● TASK STATEMENT
Please reproduce the material below line for line, changing nothing.

● RECORDED INFORMATION
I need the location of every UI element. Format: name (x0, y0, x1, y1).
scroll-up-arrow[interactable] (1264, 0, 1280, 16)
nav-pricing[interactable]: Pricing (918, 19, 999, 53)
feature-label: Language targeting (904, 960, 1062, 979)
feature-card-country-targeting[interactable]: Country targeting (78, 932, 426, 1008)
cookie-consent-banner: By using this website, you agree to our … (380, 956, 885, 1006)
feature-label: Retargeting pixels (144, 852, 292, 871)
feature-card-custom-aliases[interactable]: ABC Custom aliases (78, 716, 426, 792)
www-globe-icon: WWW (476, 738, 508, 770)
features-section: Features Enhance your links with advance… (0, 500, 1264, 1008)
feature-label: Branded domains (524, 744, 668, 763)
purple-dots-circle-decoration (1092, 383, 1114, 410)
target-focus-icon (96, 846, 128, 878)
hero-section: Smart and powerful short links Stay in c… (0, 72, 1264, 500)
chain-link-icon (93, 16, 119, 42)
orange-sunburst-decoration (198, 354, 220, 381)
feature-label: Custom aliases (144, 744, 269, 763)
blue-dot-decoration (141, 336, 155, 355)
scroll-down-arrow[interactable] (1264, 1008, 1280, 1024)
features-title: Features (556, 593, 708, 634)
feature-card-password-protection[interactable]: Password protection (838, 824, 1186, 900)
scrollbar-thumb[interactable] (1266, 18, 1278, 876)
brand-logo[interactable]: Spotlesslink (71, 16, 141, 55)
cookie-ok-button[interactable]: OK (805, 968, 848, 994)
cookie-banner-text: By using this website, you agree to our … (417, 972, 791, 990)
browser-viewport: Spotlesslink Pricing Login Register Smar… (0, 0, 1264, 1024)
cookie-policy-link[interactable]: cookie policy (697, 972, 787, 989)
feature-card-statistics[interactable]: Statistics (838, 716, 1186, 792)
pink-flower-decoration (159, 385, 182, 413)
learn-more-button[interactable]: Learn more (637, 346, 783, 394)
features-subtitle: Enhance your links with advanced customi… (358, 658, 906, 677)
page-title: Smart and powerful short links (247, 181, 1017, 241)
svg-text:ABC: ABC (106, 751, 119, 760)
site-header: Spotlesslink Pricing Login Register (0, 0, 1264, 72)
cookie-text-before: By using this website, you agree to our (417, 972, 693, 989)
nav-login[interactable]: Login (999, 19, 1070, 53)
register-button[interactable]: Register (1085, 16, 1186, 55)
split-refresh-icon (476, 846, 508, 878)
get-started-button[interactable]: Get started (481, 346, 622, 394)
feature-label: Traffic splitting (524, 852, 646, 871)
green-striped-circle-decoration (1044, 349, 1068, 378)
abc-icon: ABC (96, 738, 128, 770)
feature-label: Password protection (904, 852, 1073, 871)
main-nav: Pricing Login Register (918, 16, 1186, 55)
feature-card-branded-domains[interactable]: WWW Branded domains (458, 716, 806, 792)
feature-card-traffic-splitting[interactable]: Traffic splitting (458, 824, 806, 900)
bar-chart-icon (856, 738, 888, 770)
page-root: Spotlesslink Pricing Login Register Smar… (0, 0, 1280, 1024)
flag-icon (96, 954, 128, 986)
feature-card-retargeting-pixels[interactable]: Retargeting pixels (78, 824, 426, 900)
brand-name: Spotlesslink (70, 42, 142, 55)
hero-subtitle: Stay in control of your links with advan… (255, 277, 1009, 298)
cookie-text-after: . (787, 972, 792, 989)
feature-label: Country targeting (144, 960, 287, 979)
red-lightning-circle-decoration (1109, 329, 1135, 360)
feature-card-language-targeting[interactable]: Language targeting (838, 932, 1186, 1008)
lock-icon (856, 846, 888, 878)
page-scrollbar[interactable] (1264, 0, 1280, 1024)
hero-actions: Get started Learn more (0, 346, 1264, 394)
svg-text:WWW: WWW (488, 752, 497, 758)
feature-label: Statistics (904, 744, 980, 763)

● SOLVED PROBLEM
I need the location of every UI element. Format: name (x0, y0, x1, y1).
scroll-up-arrow[interactable] (1264, 0, 1280, 16)
nav-pricing[interactable]: Pricing (918, 19, 999, 53)
feature-label: Language targeting (904, 960, 1062, 979)
feature-card-country-targeting[interactable]: Country targeting (78, 932, 426, 1008)
cookie-consent-banner: By using this website, you agree to our … (380, 956, 885, 1006)
feature-label: Retargeting pixels (144, 852, 292, 871)
feature-card-custom-aliases[interactable]: ABC Custom aliases (78, 716, 426, 792)
www-globe-icon: WWW (476, 738, 508, 770)
features-section: Features Enhance your links with advance… (0, 500, 1264, 1008)
feature-label: Branded domains (524, 744, 668, 763)
purple-dots-circle-decoration (1092, 383, 1114, 410)
target-focus-icon (96, 846, 128, 878)
hero-section: Smart and powerful short links Stay in c… (0, 72, 1264, 500)
chain-link-icon (93, 16, 119, 42)
orange-sunburst-decoration (198, 354, 220, 381)
feature-label: Custom aliases (144, 744, 269, 763)
blue-dot-decoration (141, 336, 155, 355)
scroll-down-arrow[interactable] (1264, 1008, 1280, 1024)
features-title: Features (556, 593, 708, 634)
feature-card-password-protection[interactable]: Password protection (838, 824, 1186, 900)
scrollbar-thumb[interactable] (1266, 18, 1278, 876)
brand-logo[interactable]: Spotlesslink (71, 16, 141, 55)
cookie-ok-button[interactable]: OK (805, 968, 848, 994)
cookie-banner-text: By using this website, you agree to our … (417, 972, 791, 990)
browser-viewport: Spotlesslink Pricing Login Register Smar… (0, 0, 1264, 1024)
cookie-policy-link[interactable]: cookie policy (697, 972, 787, 989)
feature-card-statistics[interactable]: Statistics (838, 716, 1186, 792)
pink-flower-decoration (159, 385, 182, 413)
learn-more-button[interactable]: Learn more (637, 346, 783, 394)
features-subtitle: Enhance your links with advanced customi… (358, 658, 906, 677)
page-title: Smart and powerful short links (247, 181, 1017, 241)
svg-text:ABC: ABC (106, 751, 119, 760)
site-header: Spotlesslink Pricing Login Register (0, 0, 1264, 72)
cookie-text-before: By using this website, you agree to our (417, 972, 693, 989)
nav-login[interactable]: Login (999, 19, 1070, 53)
register-button[interactable]: Register (1085, 16, 1186, 55)
split-refresh-icon (476, 846, 508, 878)
get-started-button[interactable]: Get started (481, 346, 622, 394)
feature-label: Traffic splitting (524, 852, 646, 871)
green-striped-circle-decoration (1044, 349, 1068, 378)
abc-icon: ABC (96, 738, 128, 770)
feature-label: Password protection (904, 852, 1073, 871)
main-nav: Pricing Login Register (918, 16, 1186, 55)
feature-card-branded-domains[interactable]: WWW Branded domains (458, 716, 806, 792)
feature-card-traffic-splitting[interactable]: Traffic splitting (458, 824, 806, 900)
bar-chart-icon (856, 738, 888, 770)
page-root: Spotlesslink Pricing Login Register Smar… (0, 0, 1280, 1024)
flag-icon (96, 954, 128, 986)
feature-card-retargeting-pixels[interactable]: Retargeting pixels (78, 824, 426, 900)
brand-name: Spotlesslink (70, 42, 142, 55)
hero-subtitle: Stay in control of your links with advan… (255, 277, 1009, 298)
cookie-text-after: . (787, 972, 792, 989)
feature-label: Country targeting (144, 960, 287, 979)
red-lightning-circle-decoration (1109, 329, 1135, 360)
feature-card-language-targeting[interactable]: Language targeting (838, 932, 1186, 1008)
lock-icon (856, 846, 888, 878)
page-scrollbar[interactable] (1264, 0, 1280, 1024)
hero-actions: Get started Learn more (0, 346, 1264, 394)
svg-text:WWW: WWW (488, 752, 497, 758)
feature-label: Statistics (904, 744, 980, 763)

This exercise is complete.